__PROBLEM__. Compile every line that includes the word "apoyo".

__INFORMATION SUPPLIED__.

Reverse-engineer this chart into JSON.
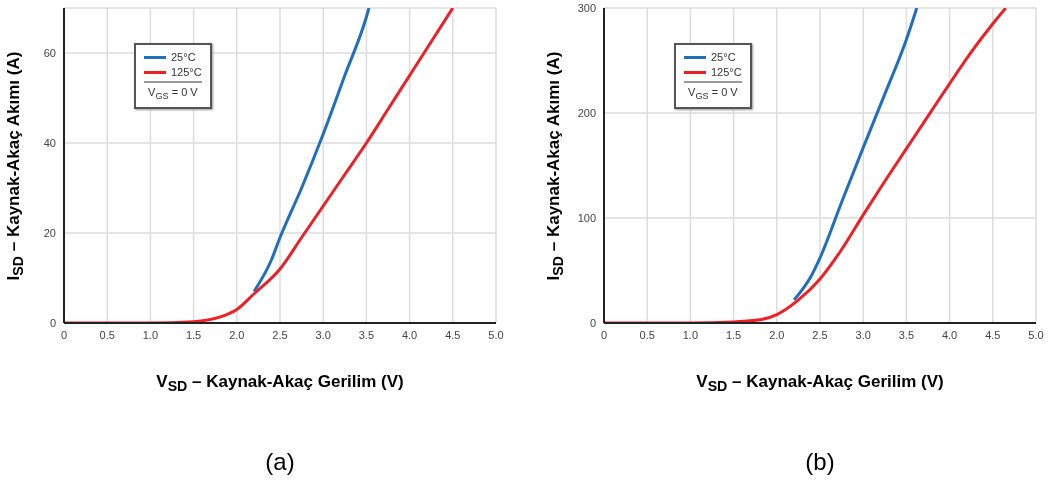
{
  "chart_data": [
    {
      "type": "line",
      "xlabel": "V$_{SD}$ – Kaynak-Akaç Gerilim (V)",
      "ylabel": "I$_{SD}$ – Kaynak-Akaç Akımı (A)",
      "legend_title": "V$_{GS}$ = 0 V",
      "annotations": [
        "(a)"
      ],
      "xlim": [
        0,
        5
      ],
      "xticks": [
        {
          "value": 0,
          "label": "0"
        },
        {
          "value": 0.5,
          "label": "0.5"
        },
        {
          "value": 1,
          "label": "1.0"
        },
        {
          "value": 1.5,
          "label": "1.5"
        },
        {
          "value": 2,
          "label": "2.0"
        },
        {
          "value": 2.5,
          "label": "2.5"
        },
        {
          "value": 3,
          "label": "3.0"
        },
        {
          "value": 3.5,
          "label": "3.5"
        },
        {
          "value": 4,
          "label": "4.0"
        },
        {
          "value": 4.5,
          "label": "4.5"
        },
        {
          "value": 5,
          "label": "5.0"
        }
      ],
      "ylim": [
        0,
        70
      ],
      "yticks": [
        0,
        20,
        40,
        60
      ],
      "grid": true,
      "legend": "top left",
      "marker": "none",
      "line_style": "solid",
      "series": [
        {
          "name": "25°C",
          "color": "#1f6fbf",
          "x": [
            2.2,
            2.4,
            2.5,
            2.75,
            3,
            3.25,
            3.5,
            3.53
          ],
          "values": [
            7,
            14,
            19,
            30,
            42,
            55,
            68,
            70
          ]
        },
        {
          "name": "125°C",
          "color": "#ee2026",
          "x": [
            0,
            1,
            1.5,
            1.8,
            2,
            2.2,
            2.5,
            2.75,
            3,
            3.25,
            3.5,
            3.75,
            4,
            4.25,
            4.5
          ],
          "values": [
            0,
            0,
            0.3,
            1.3,
            3,
            6.5,
            12,
            19,
            26,
            33,
            40,
            47.5,
            55,
            62.5,
            70
          ]
        }
      ]
    },
    {
      "type": "line",
      "xlabel": "V$_{SD}$ – Kaynak-Akaç Gerilim (V)",
      "ylabel": "I$_{SD}$ – Kaynak-Akaç Akımı (A)",
      "legend_title": "V$_{GS}$ = 0 V",
      "annotations": [
        "(b)"
      ],
      "xlim": [
        0,
        5
      ],
      "xticks": [
        {
          "value": 0,
          "label": "0"
        },
        {
          "value": 0.5,
          "label": "0.5"
        },
        {
          "value": 1,
          "label": "1.0"
        },
        {
          "value": 1.5,
          "label": "1.5"
        },
        {
          "value": 2,
          "label": "2.0"
        },
        {
          "value": 2.5,
          "label": "2.5"
        },
        {
          "value": 3,
          "label": "3.0"
        },
        {
          "value": 3.5,
          "label": "3.5"
        },
        {
          "value": 4,
          "label": "4.0"
        },
        {
          "value": 4.5,
          "label": "4.5"
        },
        {
          "value": 5,
          "label": "5.0"
        }
      ],
      "ylim": [
        0,
        300
      ],
      "yticks": [
        0,
        100,
        200,
        300
      ],
      "grid": true,
      "legend": "top left",
      "marker": "none",
      "line_style": "solid",
      "series": [
        {
          "name": "25°C",
          "color": "#1f6fbf",
          "x": [
            2.2,
            2.4,
            2.5,
            2.75,
            3,
            3.25,
            3.5,
            3.62
          ],
          "values": [
            22,
            45,
            62,
            115,
            167,
            218,
            270,
            300
          ]
        },
        {
          "name": "125°C",
          "color": "#ee2026",
          "x": [
            0,
            1,
            1.5,
            1.8,
            2,
            2.25,
            2.5,
            2.75,
            3,
            3.25,
            3.5,
            3.75,
            4,
            4.25,
            4.5,
            4.65
          ],
          "values": [
            0,
            0,
            1,
            3,
            8,
            22,
            42,
            70,
            103,
            135,
            166,
            197,
            228,
            258,
            285,
            300
          ]
        }
      ]
    }
  ]
}
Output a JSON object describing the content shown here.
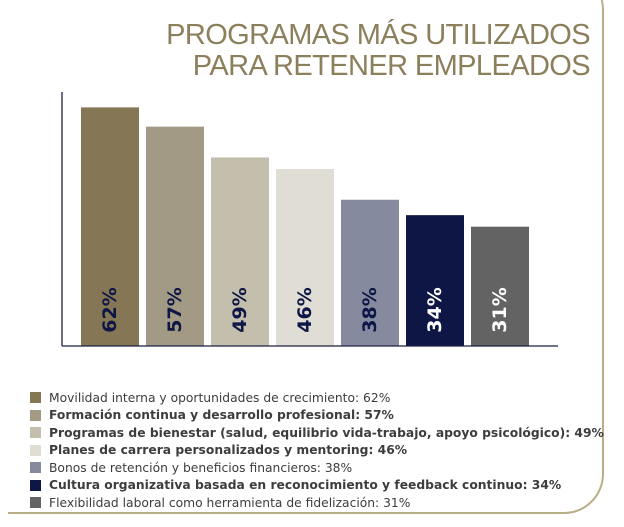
{
  "title": {
    "line1": "PROGRAMAS MÁS UTILIZADOS",
    "line2": "PARA RETENER EMPLEADOS"
  },
  "colors": {
    "title": "#8c7f5b",
    "axis": "#1c2040",
    "frame": "#b9ad86"
  },
  "chart_data": {
    "type": "bar",
    "title": "PROGRAMAS MÁS UTILIZADOS PARA RETENER EMPLEADOS",
    "categories": [
      "Movilidad interna y oportunidades de crecimiento",
      "Formación continua y desarrollo profesional",
      "Programas de bienestar (salud, equilibrio vida-trabajo, apoyo psicológico)",
      "Planes de carrera personalizados y mentoring",
      "Bonos de retención y beneficios financieros",
      "Cultura organizativa basada en reconocimiento y feedback continuo",
      "Flexibilidad laboral como herramienta de fidelización"
    ],
    "values": [
      62,
      57,
      49,
      46,
      38,
      34,
      31
    ],
    "labels": [
      "62%",
      "57%",
      "49%",
      "46%",
      "38%",
      "34%",
      "31%"
    ],
    "colors": [
      "#857756",
      "#a29a84",
      "#c4bfad",
      "#e0ddd5",
      "#858a9f",
      "#0e1645",
      "#636363"
    ],
    "label_colors": [
      "#0e1645",
      "#0e1645",
      "#0e1645",
      "#0e1645",
      "#0e1645",
      "#ffffff",
      "#ffffff"
    ],
    "ylim": [
      0,
      66
    ],
    "xlabel": "",
    "ylabel": "",
    "grid": false,
    "legend_position": "bottom"
  },
  "legend": [
    {
      "text": "Movilidad interna y oportunidades de crecimiento: 62%",
      "color": "#857756",
      "bold": false
    },
    {
      "text": "Formación continua y desarrollo profesional: 57%",
      "color": "#a29a84",
      "bold": true
    },
    {
      "text": "Programas de bienestar (salud, equilibrio vida-trabajo, apoyo psicológico): 49%",
      "color": "#c4bfad",
      "bold": true
    },
    {
      "text": "Planes de carrera personalizados y mentoring: 46%",
      "color": "#e0ddd5",
      "bold": true
    },
    {
      "text": "Bonos de retención y beneficios financieros: 38%",
      "color": "#858a9f",
      "bold": false
    },
    {
      "text": "Cultura organizativa basada en reconocimiento y feedback continuo: 34%",
      "color": "#0e1645",
      "bold": true
    },
    {
      "text": "Flexibilidad laboral como herramienta de fidelización: 31%",
      "color": "#636363",
      "bold": false
    }
  ]
}
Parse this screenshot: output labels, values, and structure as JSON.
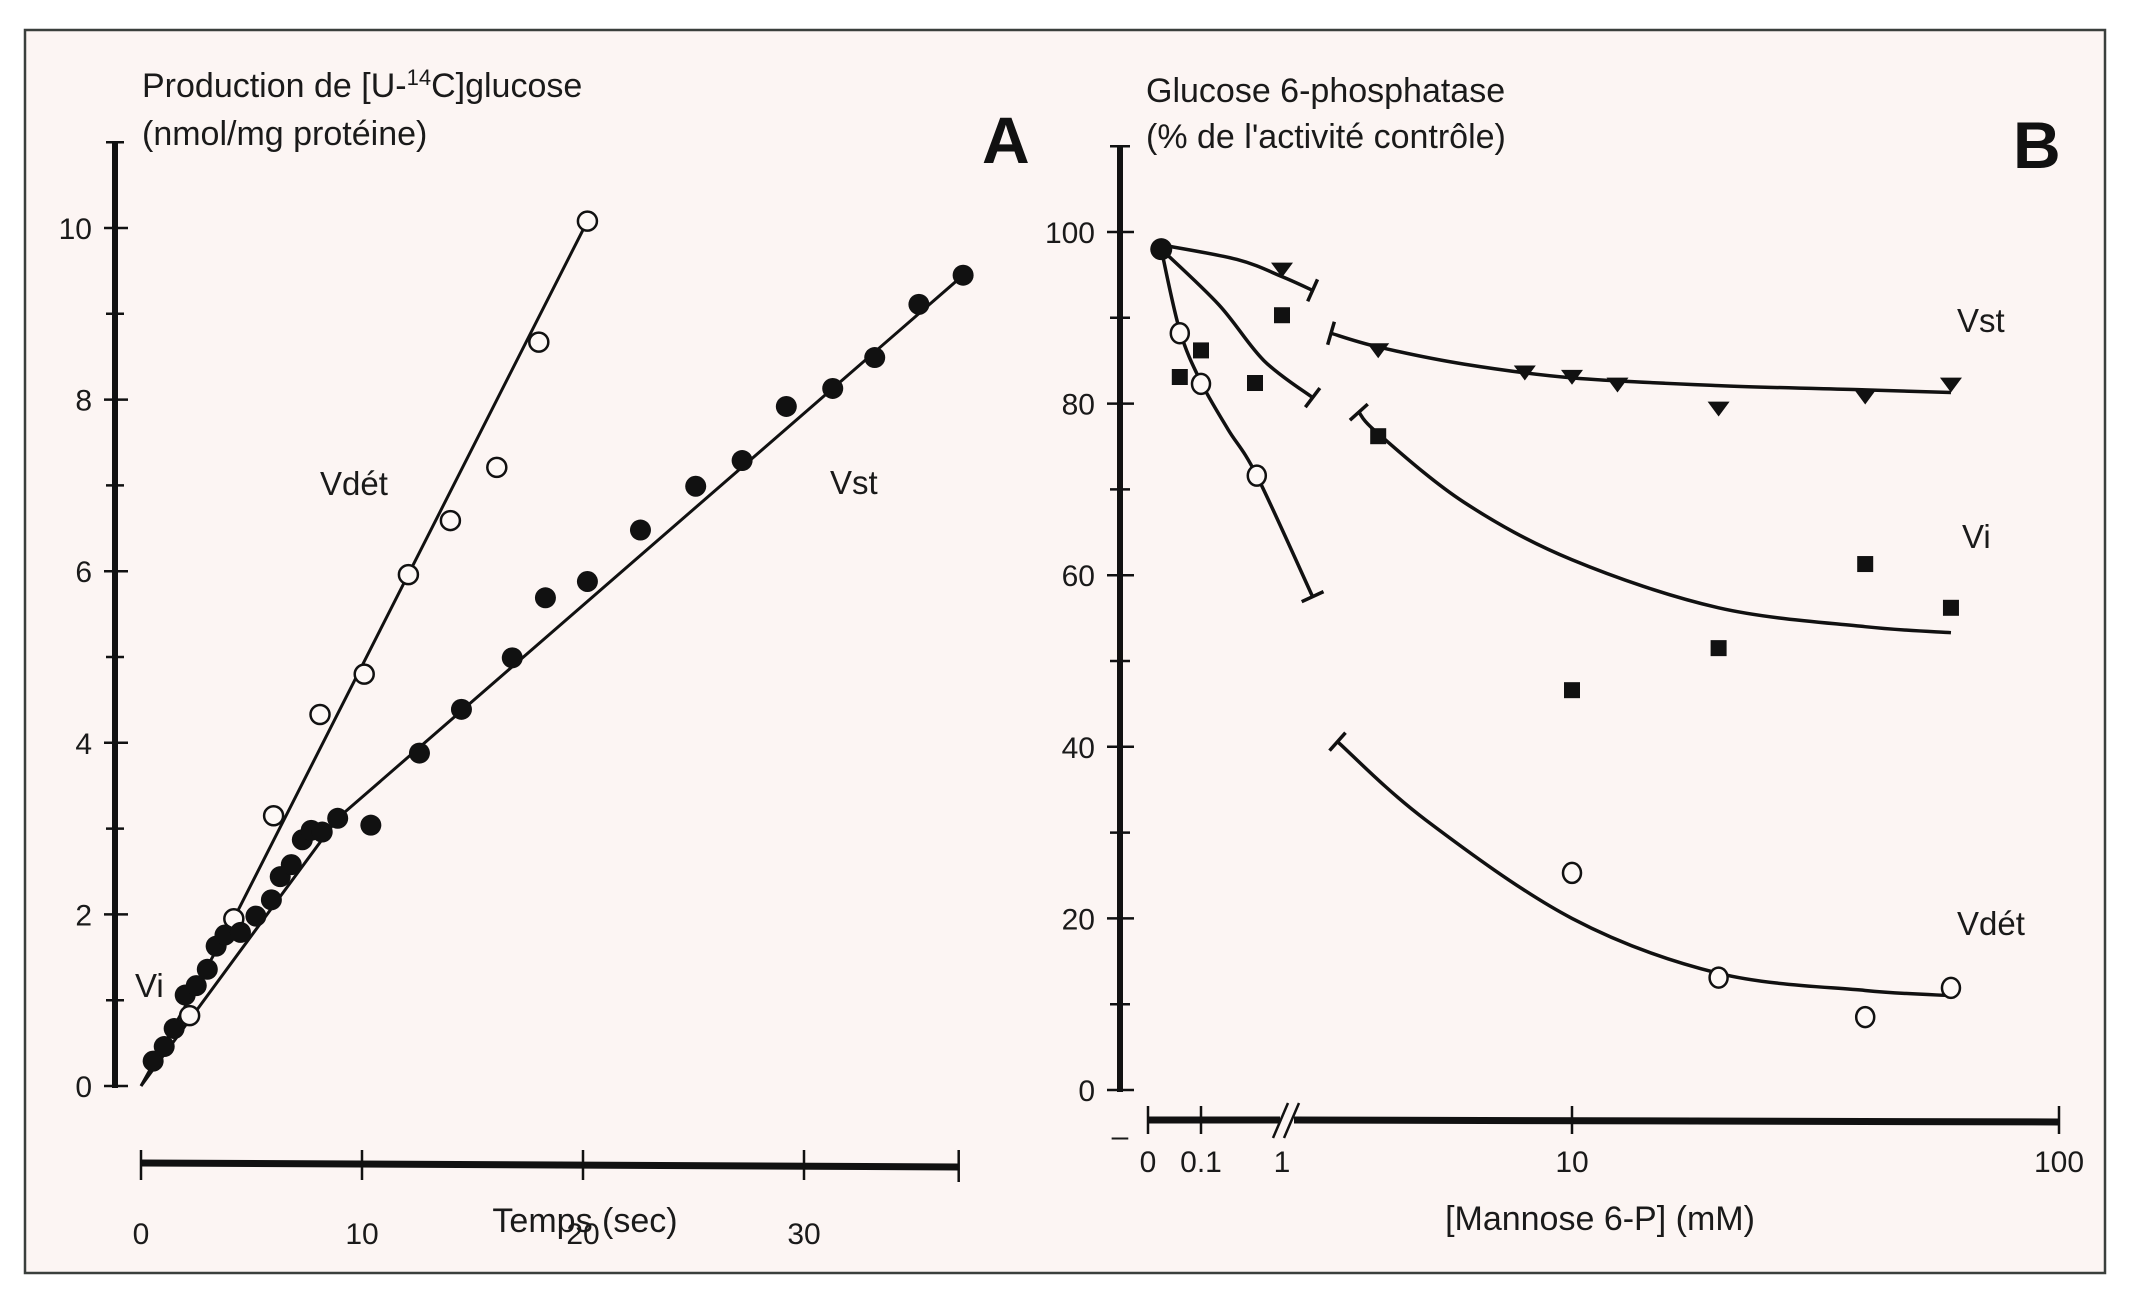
{
  "chart_data": [
    {
      "panel_label": "A",
      "type": "scatter",
      "title_line1": "Production de [U-",
      "title_sup": "14",
      "title_line1_end": "C]glucose",
      "title_line2": "(nmol/mg protéine)",
      "xlabel": "Temps (sec)",
      "ylabel": "Production de [U-14C]glucose (nmol/mg protéine)",
      "xlim": [
        0,
        37
      ],
      "ylim": [
        0,
        11
      ],
      "xticks": [
        0,
        10,
        20,
        30
      ],
      "xtick_labels": [
        "0",
        "10",
        "20",
        "30"
      ],
      "yticks": [
        0,
        2,
        4,
        6,
        8,
        10
      ],
      "ytick_labels": [
        "0",
        "2",
        "4",
        "6",
        "8",
        "10"
      ],
      "yminor_ticks": [
        1,
        3,
        5,
        7,
        9,
        11
      ],
      "grid": false,
      "annotations": [
        {
          "text": "Vdét",
          "x": 7.5,
          "y": 7.0
        },
        {
          "text": "Vst",
          "x": 31.0,
          "y": 7.0
        },
        {
          "text": "Vi",
          "x": 0.3,
          "y": 1.1
        }
      ],
      "series": [
        {
          "name": "Vdét",
          "marker": "open-circle",
          "x": [
            2.2,
            4.2,
            6.0,
            8.1,
            10.1,
            12.1,
            14.0,
            16.1,
            18.0,
            20.2
          ],
          "y": [
            0.82,
            1.95,
            3.15,
            4.33,
            4.8,
            5.96,
            6.59,
            7.21,
            8.67,
            10.08
          ],
          "fit_line": [
            [
              0,
              0
            ],
            [
              4.2,
              1.95
            ],
            [
              20.2,
              10.08
            ]
          ]
        },
        {
          "name": "Vst",
          "marker": "filled-circle",
          "x": [
            0.55,
            1.05,
            1.5,
            2.0,
            2.5,
            3.0,
            3.4,
            3.8,
            4.5,
            5.2,
            5.9,
            6.3,
            6.8,
            7.3,
            7.7,
            8.2,
            8.9,
            10.4,
            12.6,
            14.5,
            16.8,
            18.3,
            20.2,
            22.6,
            25.1,
            27.2,
            29.2,
            31.3,
            33.2,
            35.2,
            37.2
          ],
          "y": [
            0.29,
            0.46,
            0.67,
            1.06,
            1.17,
            1.36,
            1.63,
            1.76,
            1.79,
            1.98,
            2.17,
            2.44,
            2.58,
            2.87,
            2.98,
            2.96,
            3.12,
            3.04,
            3.88,
            4.39,
            4.99,
            5.69,
            5.88,
            6.48,
            6.99,
            7.29,
            7.92,
            8.13,
            8.49,
            9.11,
            9.45
          ],
          "fit_line": [
            [
              0,
              0
            ],
            [
              8.9,
              3.12
            ],
            [
              37.2,
              9.45
            ]
          ]
        }
      ]
    },
    {
      "panel_label": "B",
      "type": "scatter",
      "title_line1": "Glucose 6-phosphatase",
      "title_line2": "(% de l'activité contrôle)",
      "xlabel": "[Mannose 6-P] (mM)",
      "ylabel": "Glucose 6-phosphatase (% de l'activité contrôle)",
      "xscale": "log (broken axis between 0.1 and 1)",
      "xlim": [
        0,
        100
      ],
      "ylim": [
        0,
        110
      ],
      "xticks": [
        0,
        0.1,
        1,
        10,
        100
      ],
      "xtick_labels": [
        "0",
        "0.1",
        "1",
        "10",
        "100"
      ],
      "yticks": [
        0,
        20,
        40,
        60,
        80,
        100
      ],
      "ytick_labels": [
        "0",
        "20",
        "40",
        "60",
        "80",
        "100"
      ],
      "yminor_ticks": [
        10,
        30,
        50,
        70,
        90,
        110
      ],
      "axis_break_mark": "//",
      "minus_mark": "–",
      "grid": false,
      "annotations": [
        {
          "text": "Vst",
          "x": 62,
          "y": 88
        },
        {
          "text": "Vi",
          "x": 62,
          "y": 63
        },
        {
          "text": "Vdét",
          "x": 62,
          "y": 18
        }
      ],
      "control_point": {
        "x": 0.025,
        "y": 98,
        "marker": "filled-circle"
      },
      "series": [
        {
          "name": "Vst",
          "marker": "filled-triangle-down",
          "x": [
            1.0,
            4.0,
            8.0,
            10.0,
            12.4,
            20.0,
            40.0,
            60.0
          ],
          "y": [
            95.6,
            86.2,
            83.6,
            83.1,
            82.2,
            79.4,
            80.8,
            82.2
          ],
          "curve_before_break": [
            [
              0.025,
              98.5
            ],
            [
              0.5,
              96.8
            ],
            [
              1.0,
              94.8
            ],
            [
              1.34,
              93.2
            ]
          ],
          "curve_after_break": [
            [
              3.2,
              88.2
            ],
            [
              4.0,
              86.6
            ],
            [
              6.0,
              84.6
            ],
            [
              10.0,
              83.0
            ],
            [
              20.0,
              82.1
            ],
            [
              40.0,
              81.6
            ],
            [
              60.0,
              81.3
            ]
          ]
        },
        {
          "name": "Vi",
          "marker": "filled-square",
          "x": [
            0.06,
            0.1,
            0.7,
            1.0,
            4.0,
            10.0,
            20.0,
            40.0,
            60.0
          ],
          "y": [
            83.1,
            86.2,
            82.4,
            90.3,
            76.2,
            46.6,
            51.5,
            61.3,
            56.2
          ],
          "curve_before_break": [
            [
              0.025,
              98
            ],
            [
              0.3,
              91.5
            ],
            [
              0.8,
              85
            ],
            [
              1.34,
              80.7
            ]
          ],
          "curve_after_break": [
            [
              3.65,
              79.0
            ],
            [
              4.0,
              76.5
            ],
            [
              6.0,
              68.5
            ],
            [
              10.0,
              61.8
            ],
            [
              20.0,
              56.2
            ],
            [
              40.0,
              54.0
            ],
            [
              60.0,
              53.3
            ]
          ]
        },
        {
          "name": "Vdét",
          "marker": "open-circle",
          "x": [
            0.06,
            0.1,
            0.72,
            10.0,
            20.0,
            40.0,
            60.0
          ],
          "y": [
            88.2,
            82.3,
            71.6,
            25.3,
            13.1,
            8.5,
            11.9
          ],
          "curve_before_break": [
            [
              0.025,
              98
            ],
            [
              0.06,
              88.5
            ],
            [
              0.1,
              82.5
            ],
            [
              0.4,
              77
            ],
            [
              0.72,
              71.6
            ],
            [
              1.34,
              57.5
            ]
          ],
          "curve_after_break": [
            [
              3.3,
              40.6
            ],
            [
              5.0,
              31.5
            ],
            [
              10.0,
              20.0
            ],
            [
              20.0,
              13.6
            ],
            [
              40.0,
              11.6
            ],
            [
              60.0,
              11.0
            ]
          ]
        }
      ]
    }
  ]
}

__RESPONSE__.
      "Programas de bienestar (salud, equilibrio vida-trabajo, apoyo psicológico)",
      "text": "Programas de bienestar (salud, equilibrio vida-trabajo, apoyo psicológico): 49%",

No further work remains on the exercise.